Print the listing below exactly.

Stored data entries
-- Start --
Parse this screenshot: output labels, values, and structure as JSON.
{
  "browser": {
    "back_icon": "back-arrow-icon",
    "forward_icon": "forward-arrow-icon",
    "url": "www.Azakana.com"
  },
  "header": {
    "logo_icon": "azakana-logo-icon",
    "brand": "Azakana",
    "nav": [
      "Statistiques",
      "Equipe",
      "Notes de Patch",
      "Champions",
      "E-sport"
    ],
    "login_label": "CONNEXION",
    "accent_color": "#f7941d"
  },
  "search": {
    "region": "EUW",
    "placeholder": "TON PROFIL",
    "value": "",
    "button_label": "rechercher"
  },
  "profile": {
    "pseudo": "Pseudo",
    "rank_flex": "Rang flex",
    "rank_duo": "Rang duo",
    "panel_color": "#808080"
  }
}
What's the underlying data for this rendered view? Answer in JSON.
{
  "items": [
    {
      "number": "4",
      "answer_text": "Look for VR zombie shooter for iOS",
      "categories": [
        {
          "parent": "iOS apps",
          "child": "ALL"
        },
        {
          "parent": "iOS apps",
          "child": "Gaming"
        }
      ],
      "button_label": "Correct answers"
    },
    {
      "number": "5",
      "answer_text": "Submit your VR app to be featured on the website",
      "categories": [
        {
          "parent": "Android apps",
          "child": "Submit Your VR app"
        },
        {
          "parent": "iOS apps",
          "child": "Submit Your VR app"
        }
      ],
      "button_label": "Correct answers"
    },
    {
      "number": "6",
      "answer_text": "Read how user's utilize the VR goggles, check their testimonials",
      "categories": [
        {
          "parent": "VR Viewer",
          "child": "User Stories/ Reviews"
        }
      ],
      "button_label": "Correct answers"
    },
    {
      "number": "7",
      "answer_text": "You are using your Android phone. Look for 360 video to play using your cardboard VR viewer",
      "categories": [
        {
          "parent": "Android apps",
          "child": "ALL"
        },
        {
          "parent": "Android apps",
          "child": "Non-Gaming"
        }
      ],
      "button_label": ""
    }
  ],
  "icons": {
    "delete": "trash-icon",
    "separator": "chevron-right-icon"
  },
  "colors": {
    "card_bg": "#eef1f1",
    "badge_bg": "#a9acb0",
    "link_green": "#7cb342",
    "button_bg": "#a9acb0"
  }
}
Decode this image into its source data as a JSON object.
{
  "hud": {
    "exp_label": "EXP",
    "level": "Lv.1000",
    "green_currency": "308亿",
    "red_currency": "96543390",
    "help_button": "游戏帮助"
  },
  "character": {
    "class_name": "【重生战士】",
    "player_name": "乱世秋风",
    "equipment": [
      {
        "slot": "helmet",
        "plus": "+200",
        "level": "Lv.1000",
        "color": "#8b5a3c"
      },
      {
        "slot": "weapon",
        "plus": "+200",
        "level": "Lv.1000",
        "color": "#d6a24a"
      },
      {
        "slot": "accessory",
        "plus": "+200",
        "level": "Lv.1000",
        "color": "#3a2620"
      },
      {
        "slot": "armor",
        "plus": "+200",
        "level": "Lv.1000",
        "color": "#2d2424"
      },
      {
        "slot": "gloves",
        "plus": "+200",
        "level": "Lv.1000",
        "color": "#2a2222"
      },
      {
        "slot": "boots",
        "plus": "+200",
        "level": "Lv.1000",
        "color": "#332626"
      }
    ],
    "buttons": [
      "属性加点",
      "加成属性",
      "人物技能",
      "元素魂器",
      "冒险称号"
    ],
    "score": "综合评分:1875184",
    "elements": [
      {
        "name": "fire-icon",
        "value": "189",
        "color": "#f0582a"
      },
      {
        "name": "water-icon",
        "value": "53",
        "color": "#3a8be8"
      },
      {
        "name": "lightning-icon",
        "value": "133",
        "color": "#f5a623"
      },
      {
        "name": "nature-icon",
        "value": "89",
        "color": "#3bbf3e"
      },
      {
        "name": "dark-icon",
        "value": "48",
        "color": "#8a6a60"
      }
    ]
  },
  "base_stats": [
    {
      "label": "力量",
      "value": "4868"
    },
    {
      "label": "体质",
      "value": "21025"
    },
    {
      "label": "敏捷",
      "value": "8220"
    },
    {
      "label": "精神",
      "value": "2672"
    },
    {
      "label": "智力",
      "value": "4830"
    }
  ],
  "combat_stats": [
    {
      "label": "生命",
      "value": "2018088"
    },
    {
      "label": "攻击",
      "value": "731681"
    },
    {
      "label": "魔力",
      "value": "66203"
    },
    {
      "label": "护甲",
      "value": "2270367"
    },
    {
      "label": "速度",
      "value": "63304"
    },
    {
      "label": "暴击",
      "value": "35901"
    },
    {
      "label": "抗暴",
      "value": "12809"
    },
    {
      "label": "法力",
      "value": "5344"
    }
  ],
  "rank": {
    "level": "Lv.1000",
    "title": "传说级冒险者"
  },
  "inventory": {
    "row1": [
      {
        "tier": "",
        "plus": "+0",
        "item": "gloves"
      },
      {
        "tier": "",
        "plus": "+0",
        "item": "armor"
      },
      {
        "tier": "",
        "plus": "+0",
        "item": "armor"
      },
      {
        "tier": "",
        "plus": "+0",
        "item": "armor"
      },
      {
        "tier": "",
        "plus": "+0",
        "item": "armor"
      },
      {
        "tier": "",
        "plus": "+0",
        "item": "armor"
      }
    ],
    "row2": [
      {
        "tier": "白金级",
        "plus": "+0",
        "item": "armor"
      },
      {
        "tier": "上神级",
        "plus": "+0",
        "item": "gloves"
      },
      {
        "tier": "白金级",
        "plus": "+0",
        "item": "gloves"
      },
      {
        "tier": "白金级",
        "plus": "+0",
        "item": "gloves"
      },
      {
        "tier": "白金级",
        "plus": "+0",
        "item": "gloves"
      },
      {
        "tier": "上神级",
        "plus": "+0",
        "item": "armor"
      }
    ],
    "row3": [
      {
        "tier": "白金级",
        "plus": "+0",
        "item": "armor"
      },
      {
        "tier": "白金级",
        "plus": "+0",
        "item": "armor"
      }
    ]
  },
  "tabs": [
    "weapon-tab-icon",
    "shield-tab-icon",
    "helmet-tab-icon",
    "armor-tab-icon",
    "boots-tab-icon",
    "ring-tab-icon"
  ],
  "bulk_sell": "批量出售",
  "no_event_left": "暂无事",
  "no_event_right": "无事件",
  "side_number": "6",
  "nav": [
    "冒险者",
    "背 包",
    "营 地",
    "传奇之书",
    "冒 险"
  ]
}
-- End --
## Finished task
Parse this screenshot: output labels, values, and structure as JSON.
{
  "browser": {
    "back_icon": "back-arrow-icon",
    "forward_icon": "forward-arrow-icon",
    "url": "www.Azakana.com"
  },
  "header": {
    "logo_icon": "azakana-logo-icon",
    "brand": "Azakana",
    "nav": [
      "Statistiques",
      "Equipe",
      "Notes de Patch",
      "Champions",
      "E-sport"
    ],
    "login_label": "CONNEXION",
    "accent_color": "#f7941d"
  },
  "search": {
    "region": "EUW",
    "placeholder": "TON PROFIL",
    "value": "",
    "button_label": "rechercher"
  },
  "profile": {
    "pseudo": "Pseudo",
    "rank_flex": "Rang flex",
    "rank_duo": "Rang duo",
    "panel_color": "#808080"
  }
}
What's the underlying data for this rendered view? Answer in JSON.
{
  "items": [
    {
      "number": "4",
      "answer_text": "Look for VR zombie shooter for iOS",
      "categories": [
        {
          "parent": "iOS apps",
          "child": "ALL"
        },
        {
          "parent": "iOS apps",
          "child": "Gaming"
        }
      ],
      "button_label": "Correct answers"
    },
    {
      "number": "5",
      "answer_text": "Submit your VR app to be featured on the website",
      "categories": [
        {
          "parent": "Android apps",
          "child": "Submit Your VR app"
        },
        {
          "parent": "iOS apps",
          "child": "Submit Your VR app"
        }
      ],
      "button_label": "Correct answers"
    },
    {
      "number": "6",
      "answer_text": "Read how user's utilize the VR goggles, check their testimonials",
      "categories": [
        {
          "parent": "VR Viewer",
          "child": "User Stories/ Reviews"
        }
      ],
      "button_label": "Correct answers"
    },
    {
      "number": "7",
      "answer_text": "You are using your Android phone. Look for 360 video to play using your cardboard VR viewer",
      "categories": [
        {
          "parent": "Android apps",
          "child": "ALL"
        },
        {
          "parent": "Android apps",
          "child": "Non-Gaming"
        }
      ],
      "button_label": ""
    }
  ],
  "icons": {
    "delete": "trash-icon",
    "separator": "chevron-right-icon"
  },
  "colors": {
    "card_bg": "#eef1f1",
    "badge_bg": "#a9acb0",
    "link_green": "#7cb342",
    "button_bg": "#a9acb0"
  }
}
Decode this image into its source data as a JSON object.
{
  "hud": {
    "exp_label": "EXP",
    "level": "Lv.1000",
    "green_currency": "308亿",
    "red_currency": "96543390",
    "help_button": "游戏帮助"
  },
  "character": {
    "class_name": "【重生战士】",
    "player_name": "乱世秋风",
    "equipment": [
      {
        "slot": "helmet",
        "plus": "+200",
        "level": "Lv.1000",
        "color": "#8b5a3c"
      },
      {
        "slot": "weapon",
        "plus": "+200",
        "level": "Lv.1000",
        "color": "#d6a24a"
      },
      {
        "slot": "accessory",
        "plus": "+200",
        "level": "Lv.1000",
        "color": "#3a2620"
      },
      {
        "slot": "armor",
        "plus": "+200",
        "level": "Lv.1000",
        "color": "#2d2424"
      },
      {
        "slot": "gloves",
        "plus": "+200",
        "level": "Lv.1000",
        "color": "#2a2222"
      },
      {
        "slot": "boots",
        "plus": "+200",
        "level": "Lv.1000",
        "color": "#332626"
      }
    ],
    "buttons": [
      "属性加点",
      "加成属性",
      "人物技能",
      "元素魂器",
      "冒险称号"
    ],
    "score": "综合评分:1875184",
    "elements": [
      {
        "name": "fire-icon",
        "value": "189",
        "color": "#f0582a"
      },
      {
        "name": "water-icon",
        "value": "53",
        "color": "#3a8be8"
      },
      {
        "name": "lightning-icon",
        "value": "133",
        "color": "#f5a623"
      },
      {
        "name": "nature-icon",
        "value": "89",
        "color": "#3bbf3e"
      },
      {
        "name": "dark-icon",
        "value": "48",
        "color": "#8a6a60"
      }
    ]
  },
  "base_stats": [
    {
      "label": "力量",
      "value": "4868"
    },
    {
      "label": "体质",
      "value": "21025"
    },
    {
      "label": "敏捷",
      "value": "8220"
    },
    {
      "label": "精神",
      "value": "2672"
    },
    {
      "label": "智力",
      "value": "4830"
    }
  ],
  "combat_stats": [
    {
      "label": "生命",
      "value": "2018088"
    },
    {
      "label": "攻击",
      "value": "731681"
    },
    {
      "label": "魔力",
      "value": "66203"
    },
    {
      "label": "护甲",
      "value": "2270367"
    },
    {
      "label": "速度",
      "value": "63304"
    },
    {
      "label": "暴击",
      "value": "35901"
    },
    {
      "label": "抗暴",
      "value": "12809"
    },
    {
      "label": "法力",
      "value": "5344"
    }
  ],
  "rank": {
    "level": "Lv.1000",
    "title": "传说级冒险者"
  },
  "inventory": {
    "row1": [
      {
        "tier": "",
        "plus": "+0",
        "item": "gloves"
      },
      {
        "tier": "",
        "plus": "+0",
        "item": "armor"
      },
      {
        "tier": "",
        "plus": "+0",
        "item": "armor"
      },
      {
        "tier": "",
        "plus": "+0",
        "item": "armor"
      },
      {
        "tier": "",
        "plus": "+0",
        "item": "armor"
      },
      {
        "tier": "",
        "plus": "+0",
        "item": "armor"
      }
    ],
    "row2": [
      {
        "tier": "白金级",
        "plus": "+0",
        "item": "armor"
      },
      {
        "tier": "上神级",
        "plus": "+0",
        "item": "gloves"
      },
      {
        "tier": "白金级",
        "plus": "+0",
        "item": "gloves"
      },
      {
        "tier": "白金级",
        "plus": "+0",
        "item": "gloves"
      },
      {
        "tier": "白金级",
        "plus": "+0",
        "item": "gloves"
      },
      {
        "tier": "上神级",
        "plus": "+0",
        "item": "armor"
      }
    ],
    "row3": [
      {
        "tier": "白金级",
        "plus": "+0",
        "item": "armor"
      },
      {
        "tier": "白金级",
        "plus": "+0",
        "item": "armor"
      }
    ]
  },
  "tabs": [
    "weapon-tab-icon",
    "shield-tab-icon",
    "helmet-tab-icon",
    "armor-tab-icon",
    "boots-tab-icon",
    "ring-tab-icon"
  ],
  "bulk_sell": "批量出售",
  "no_event_left": "暂无事",
  "no_event_right": "无事件",
  "side_number": "6",
  "nav": [
    "冒险者",
    "背 包",
    "营 地",
    "传奇之书",
    "冒 险"
  ]
}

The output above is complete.